:: Records shown

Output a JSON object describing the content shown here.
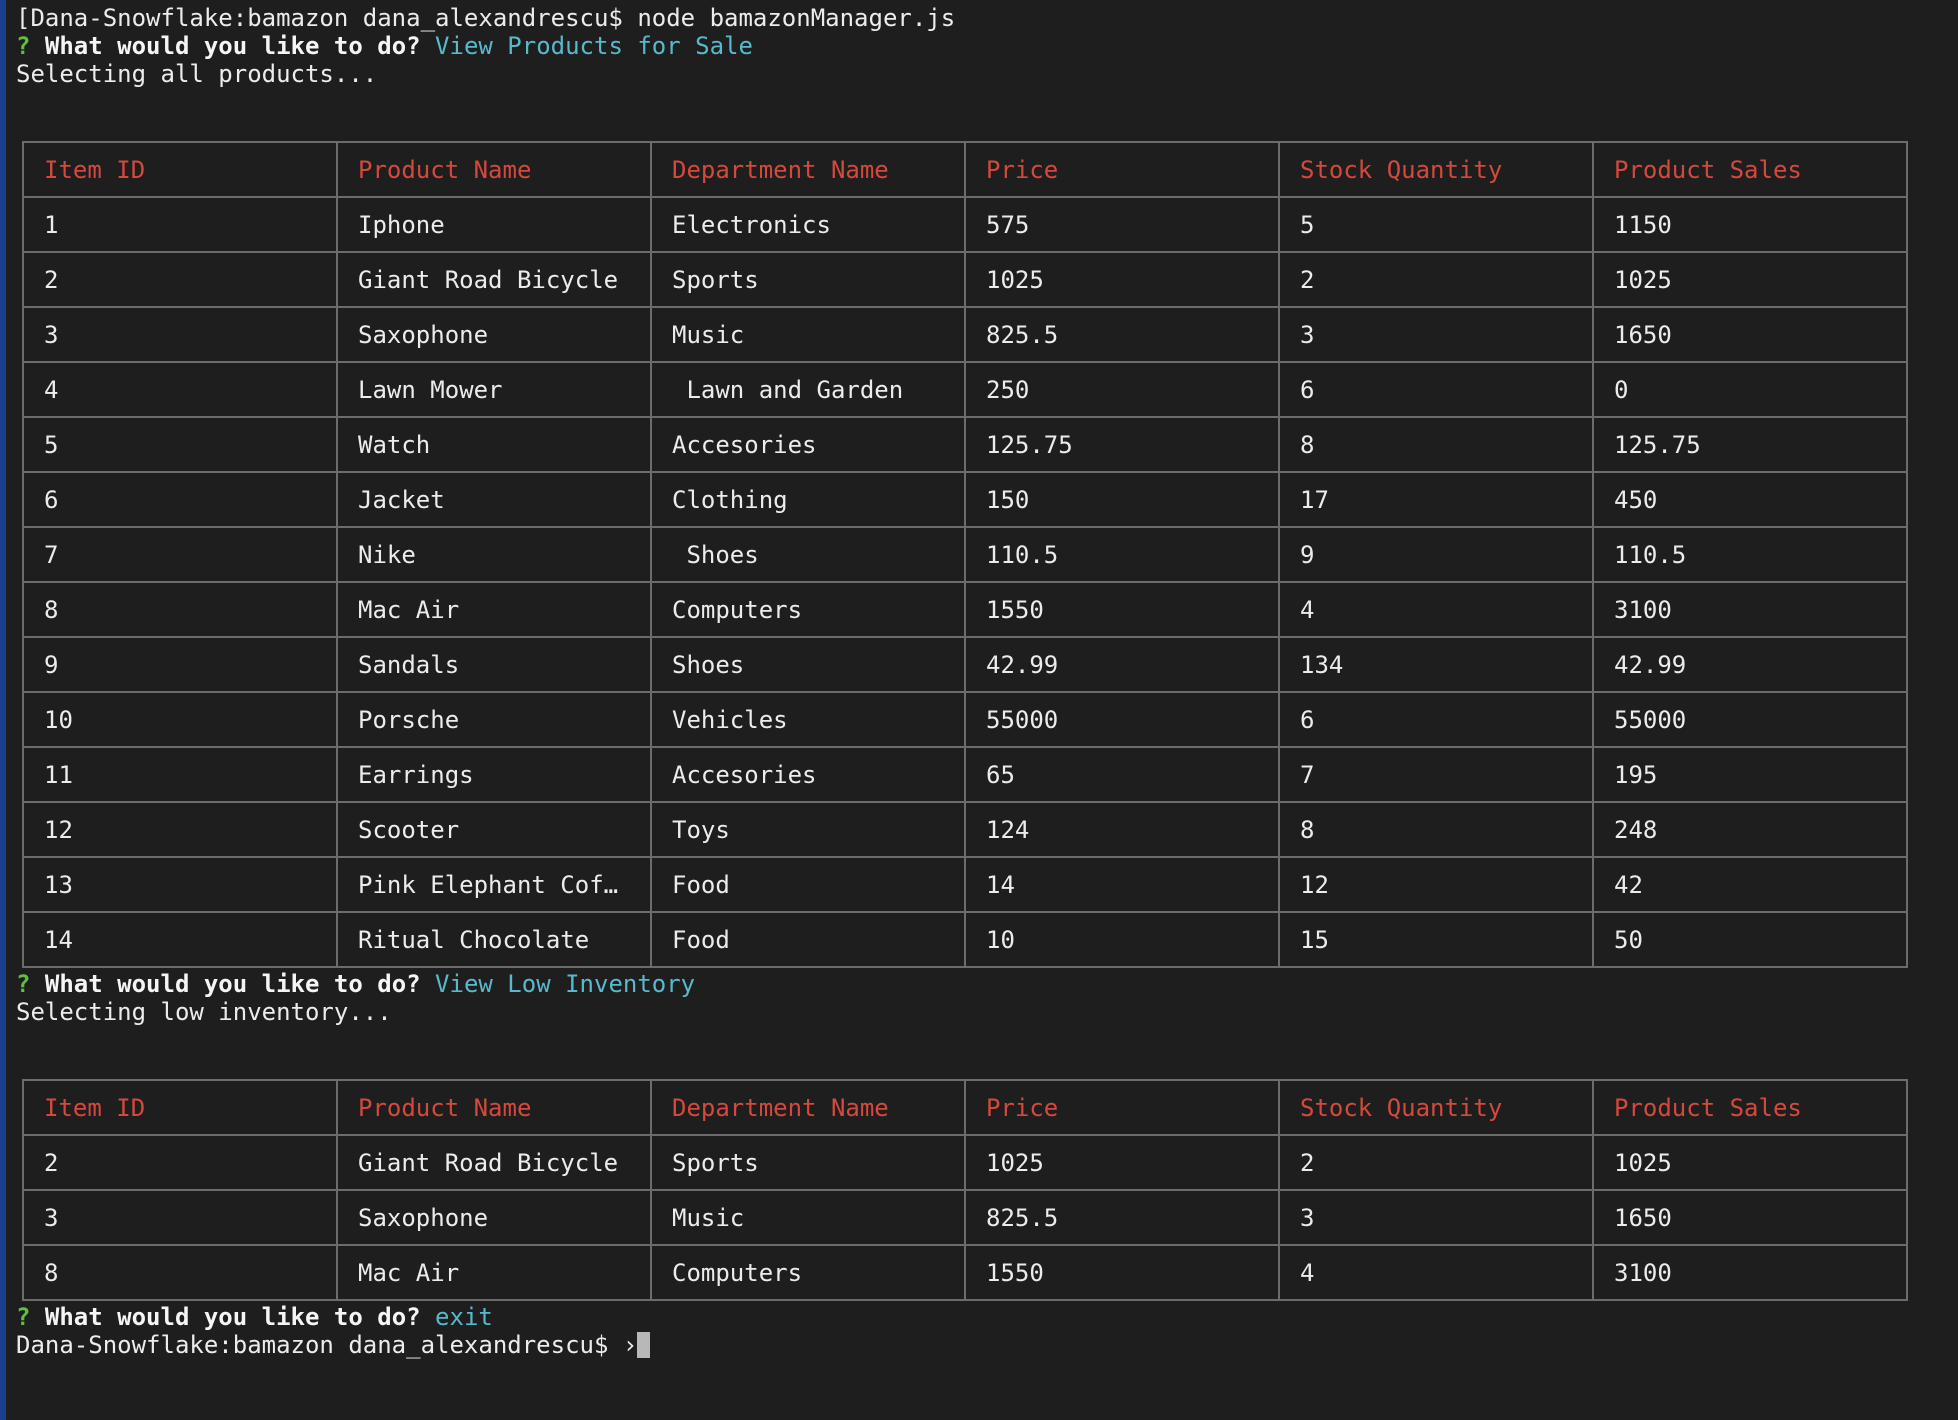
{
  "session": {
    "command_line": "[Dana-Snowflake:bamazon dana_alexandrescu$ node bamazonManager.js",
    "final_prompt": "Dana-Snowflake:bamazon dana_alexandrescu$ ›"
  },
  "prompt": {
    "mark": "?",
    "question": "What would you like to do?"
  },
  "columns": [
    "Item ID",
    "Product Name",
    "Department Name",
    "Price",
    "Stock Quantity",
    "Product Sales"
  ],
  "sections": [
    {
      "answer": "View Products for Sale",
      "status": "Selecting all products...",
      "rows": [
        [
          "1",
          "Iphone",
          "Electronics",
          "575",
          "5",
          "1150"
        ],
        [
          "2",
          "Giant Road Bicycle",
          "Sports",
          "1025",
          "2",
          "1025"
        ],
        [
          "3",
          "Saxophone",
          "Music",
          "825.5",
          "3",
          "1650"
        ],
        [
          "4",
          "Lawn Mower",
          " Lawn and Garden",
          "250",
          "6",
          "0"
        ],
        [
          "5",
          "Watch",
          "Accesories",
          "125.75",
          "8",
          "125.75"
        ],
        [
          "6",
          "Jacket",
          "Clothing",
          "150",
          "17",
          "450"
        ],
        [
          "7",
          "Nike",
          " Shoes",
          "110.5",
          "9",
          "110.5"
        ],
        [
          "8",
          "Mac Air",
          "Computers",
          "1550",
          "4",
          "3100"
        ],
        [
          "9",
          "Sandals",
          "Shoes",
          "42.99",
          "134",
          "42.99"
        ],
        [
          "10",
          "Porsche",
          "Vehicles",
          "55000",
          "6",
          "55000"
        ],
        [
          "11",
          "Earrings",
          "Accesories",
          "65",
          "7",
          "195"
        ],
        [
          "12",
          "Scooter",
          "Toys",
          "124",
          "8",
          "248"
        ],
        [
          "13",
          "Pink Elephant Cof…",
          "Food",
          "14",
          "12",
          "42"
        ],
        [
          "14",
          "Ritual Chocolate",
          "Food",
          "10",
          "15",
          "50"
        ]
      ]
    },
    {
      "answer": "View Low Inventory",
      "status": "Selecting low inventory...",
      "rows": [
        [
          "2",
          "Giant Road Bicycle",
          "Sports",
          "1025",
          "2",
          "1025"
        ],
        [
          "3",
          "Saxophone",
          "Music",
          "825.5",
          "3",
          "1650"
        ],
        [
          "8",
          "Mac Air",
          "Computers",
          "1550",
          "4",
          "3100"
        ]
      ]
    },
    {
      "answer": "exit"
    }
  ]
}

::::

* Direction
Reproduce each line word for word and drop the pictures.

* The answer
Output a JSON object describing the content shown here.
{
  "session": {
    "command_line": "[Dana-Snowflake:bamazon dana_alexandrescu$ node bamazonManager.js",
    "final_prompt": "Dana-Snowflake:bamazon dana_alexandrescu$ ›"
  },
  "prompt": {
    "mark": "?",
    "question": "What would you like to do?"
  },
  "columns": [
    "Item ID",
    "Product Name",
    "Department Name",
    "Price",
    "Stock Quantity",
    "Product Sales"
  ],
  "sections": [
    {
      "answer": "View Products for Sale",
      "status": "Selecting all products...",
      "rows": [
        [
          "1",
          "Iphone",
          "Electronics",
          "575",
          "5",
          "1150"
        ],
        [
          "2",
          "Giant Road Bicycle",
          "Sports",
          "1025",
          "2",
          "1025"
        ],
        [
          "3",
          "Saxophone",
          "Music",
          "825.5",
          "3",
          "1650"
        ],
        [
          "4",
          "Lawn Mower",
          " Lawn and Garden",
          "250",
          "6",
          "0"
        ],
        [
          "5",
          "Watch",
          "Accesories",
          "125.75",
          "8",
          "125.75"
        ],
        [
          "6",
          "Jacket",
          "Clothing",
          "150",
          "17",
          "450"
        ],
        [
          "7",
          "Nike",
          " Shoes",
          "110.5",
          "9",
          "110.5"
        ],
        [
          "8",
          "Mac Air",
          "Computers",
          "1550",
          "4",
          "3100"
        ],
        [
          "9",
          "Sandals",
          "Shoes",
          "42.99",
          "134",
          "42.99"
        ],
        [
          "10",
          "Porsche",
          "Vehicles",
          "55000",
          "6",
          "55000"
        ],
        [
          "11",
          "Earrings",
          "Accesories",
          "65",
          "7",
          "195"
        ],
        [
          "12",
          "Scooter",
          "Toys",
          "124",
          "8",
          "248"
        ],
        [
          "13",
          "Pink Elephant Cof…",
          "Food",
          "14",
          "12",
          "42"
        ],
        [
          "14",
          "Ritual Chocolate",
          "Food",
          "10",
          "15",
          "50"
        ]
      ]
    },
    {
      "answer": "View Low Inventory",
      "status": "Selecting low inventory...",
      "rows": [
        [
          "2",
          "Giant Road Bicycle",
          "Sports",
          "1025",
          "2",
          "1025"
        ],
        [
          "3",
          "Saxophone",
          "Music",
          "825.5",
          "3",
          "1650"
        ],
        [
          "8",
          "Mac Air",
          "Computers",
          "1550",
          "4",
          "3100"
        ]
      ]
    },
    {
      "answer": "exit"
    }
  ]
}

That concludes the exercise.